Reproduce each line of the listing below exactly as it appears, leaving out the pictures.

***** Raw data *****

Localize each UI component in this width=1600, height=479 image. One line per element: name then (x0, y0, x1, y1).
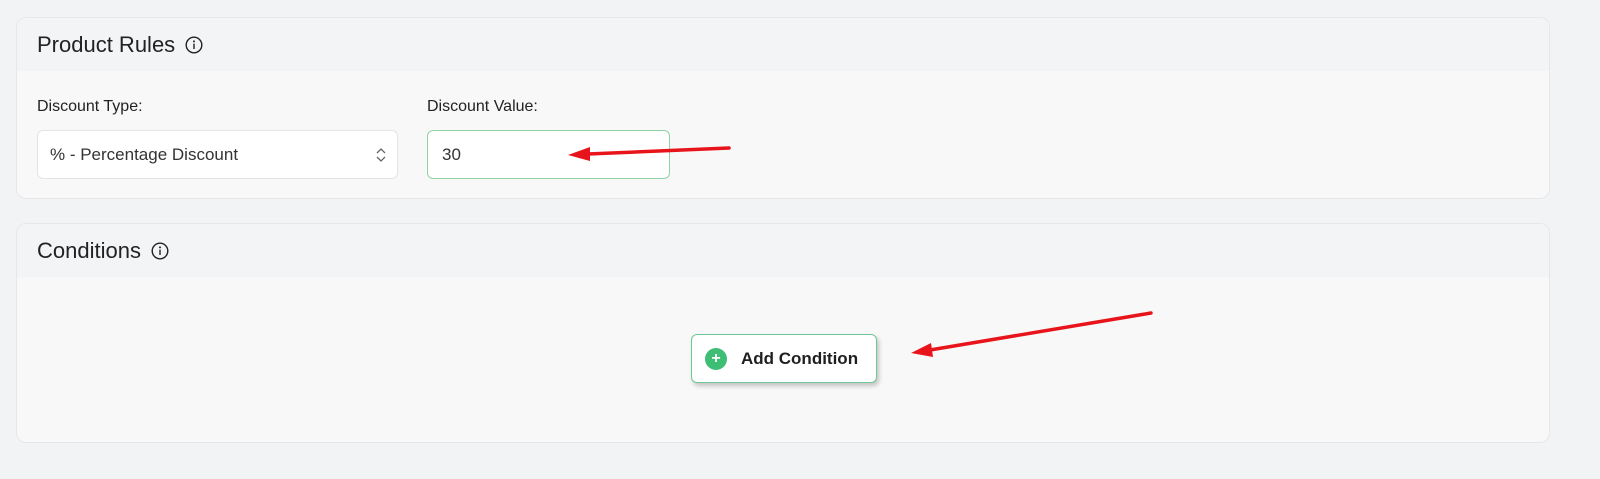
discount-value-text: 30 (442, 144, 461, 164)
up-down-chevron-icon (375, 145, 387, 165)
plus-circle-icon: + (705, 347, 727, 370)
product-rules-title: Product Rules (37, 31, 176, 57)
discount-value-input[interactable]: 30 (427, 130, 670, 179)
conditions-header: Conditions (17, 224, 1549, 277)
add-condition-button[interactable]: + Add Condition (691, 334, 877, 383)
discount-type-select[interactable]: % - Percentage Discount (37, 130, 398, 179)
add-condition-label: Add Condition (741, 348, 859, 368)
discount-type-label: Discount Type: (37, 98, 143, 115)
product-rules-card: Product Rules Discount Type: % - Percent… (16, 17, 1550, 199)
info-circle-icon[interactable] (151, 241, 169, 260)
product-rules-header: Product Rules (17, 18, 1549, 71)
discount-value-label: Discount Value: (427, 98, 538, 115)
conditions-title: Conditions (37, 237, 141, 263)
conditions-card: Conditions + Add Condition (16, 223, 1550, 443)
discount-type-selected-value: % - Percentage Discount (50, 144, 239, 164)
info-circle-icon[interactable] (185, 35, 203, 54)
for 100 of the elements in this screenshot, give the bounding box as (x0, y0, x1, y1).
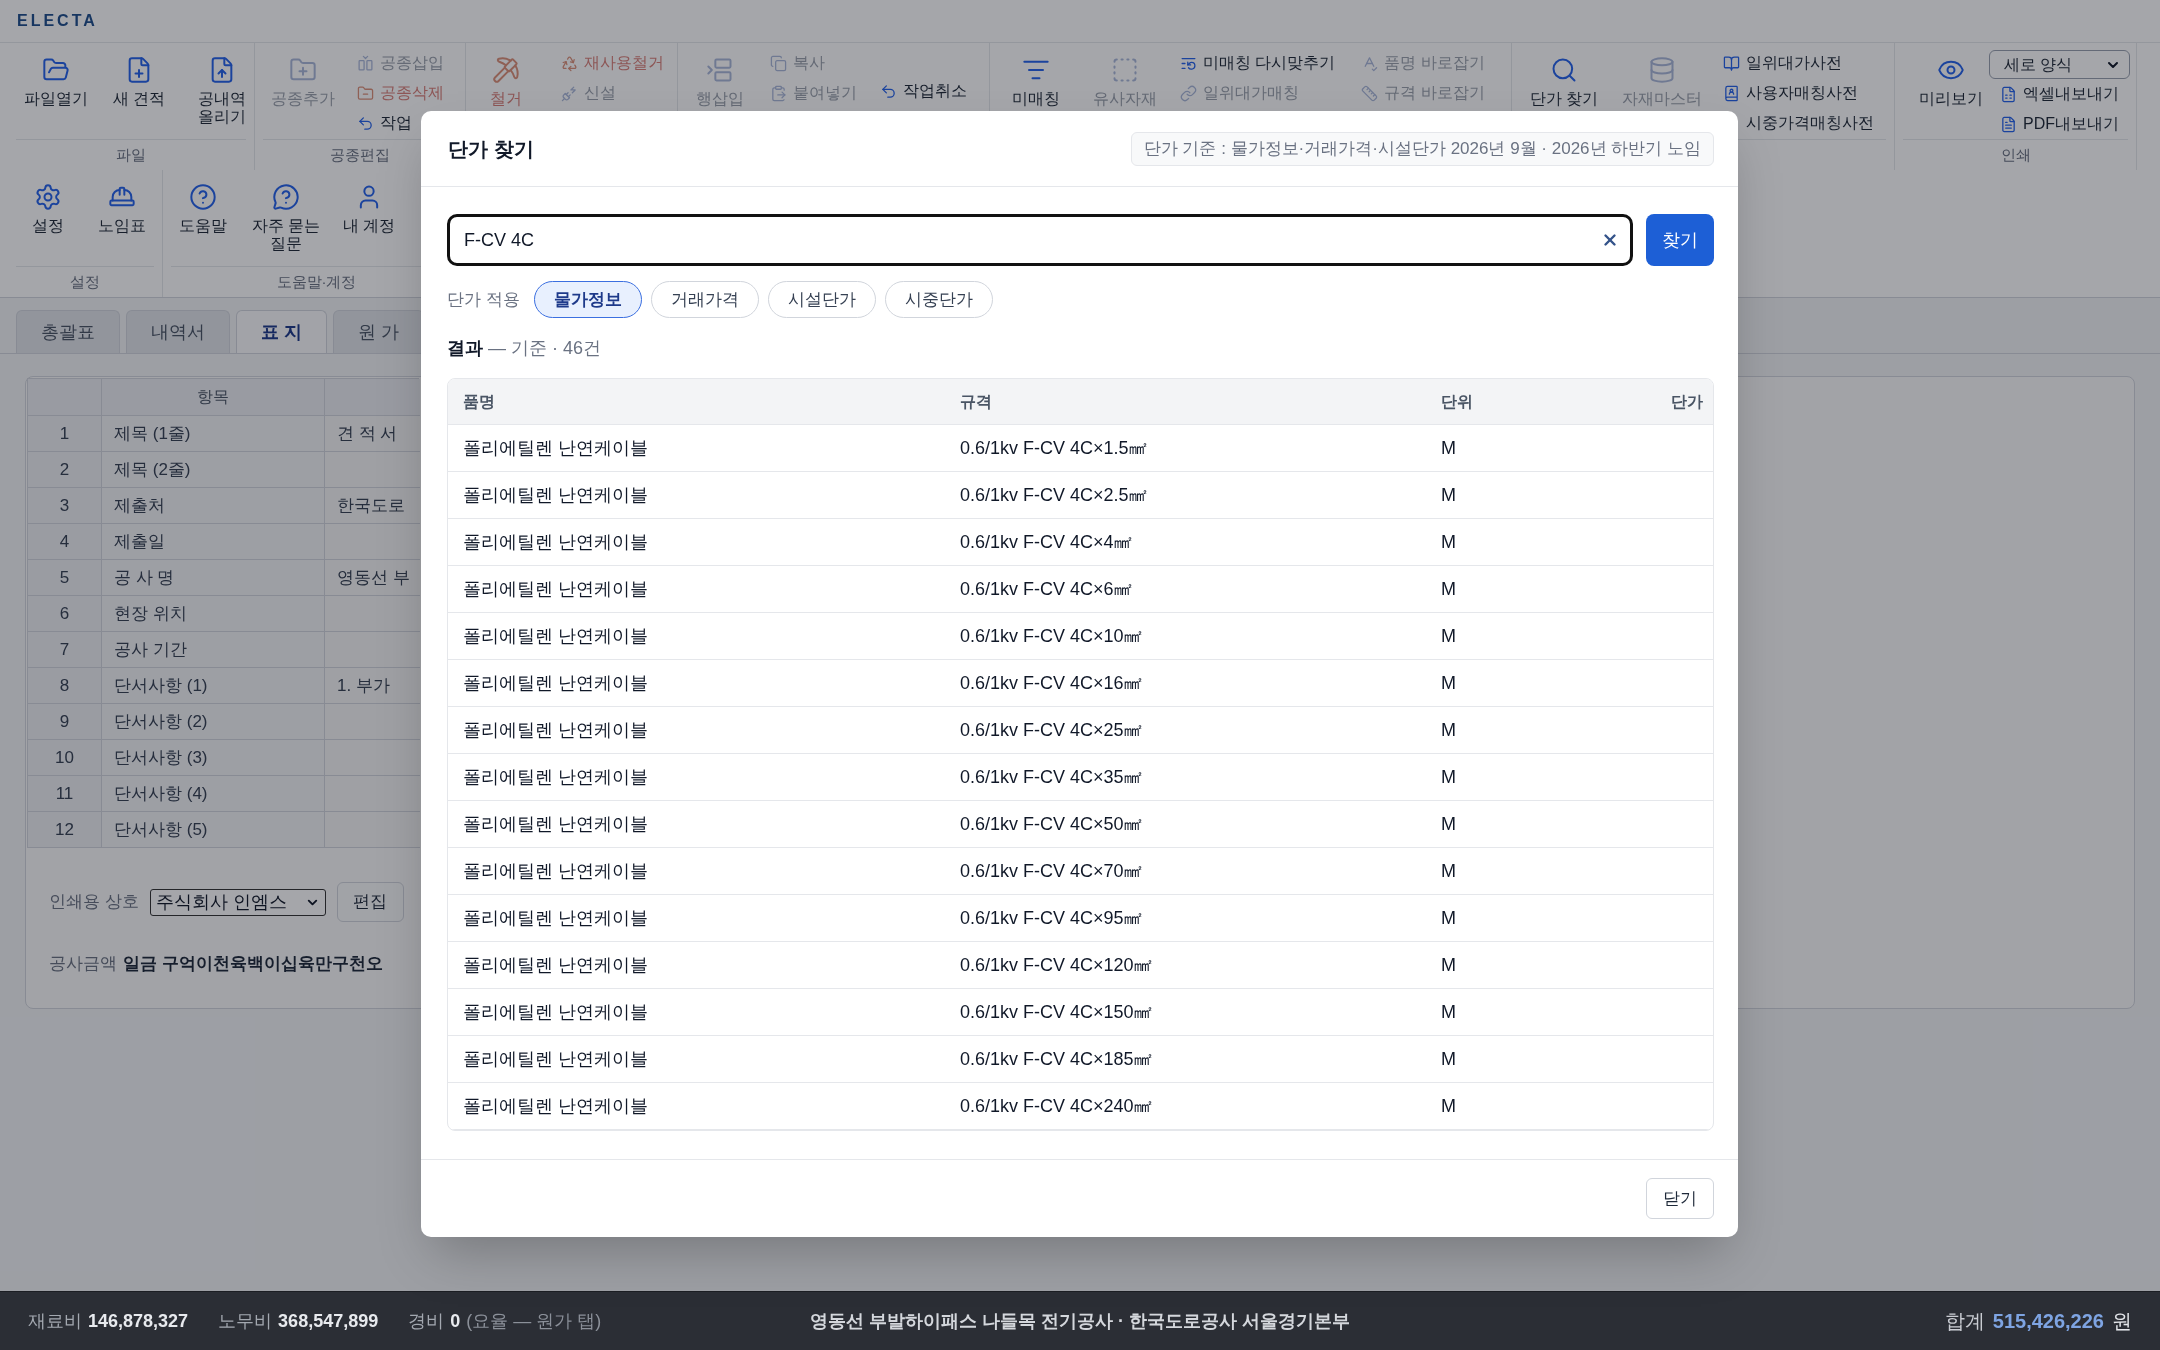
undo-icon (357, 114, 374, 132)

*****

→ Solution
Localize each UI component in this width=1600, height=479 image. One line per element: name then (x0, y0, x1, y1).
discount-value-text: 30 (442, 144, 461, 164)
up-down-chevron-icon (375, 145, 387, 165)
plus-circle-icon: + (705, 347, 727, 370)
product-rules-title: Product Rules (37, 31, 176, 57)
discount-value-input[interactable]: 30 (427, 130, 670, 179)
conditions-header: Conditions (17, 224, 1549, 277)
add-condition-button[interactable]: + Add Condition (691, 334, 877, 383)
discount-type-select[interactable]: % - Percentage Discount (37, 130, 398, 179)
add-condition-label: Add Condition (741, 348, 859, 368)
discount-type-label: Discount Type: (37, 98, 143, 115)
product-rules-card: Product Rules Discount Type: % - Percent… (16, 17, 1550, 199)
info-circle-icon[interactable] (151, 241, 169, 260)
product-rules-header: Product Rules (17, 18, 1549, 71)
discount-value-label: Discount Value: (427, 98, 538, 115)
conditions-title: Conditions (37, 237, 141, 263)
conditions-card: Conditions + Add Condition (16, 223, 1550, 443)
discount-type-selected-value: % - Percentage Discount (50, 144, 239, 164)
info-circle-icon[interactable] (185, 35, 203, 54)
for 100 of the elements in this screenshot, give the bounding box as (x0, y0, x1, y1).
undo-icon (357, 114, 374, 132)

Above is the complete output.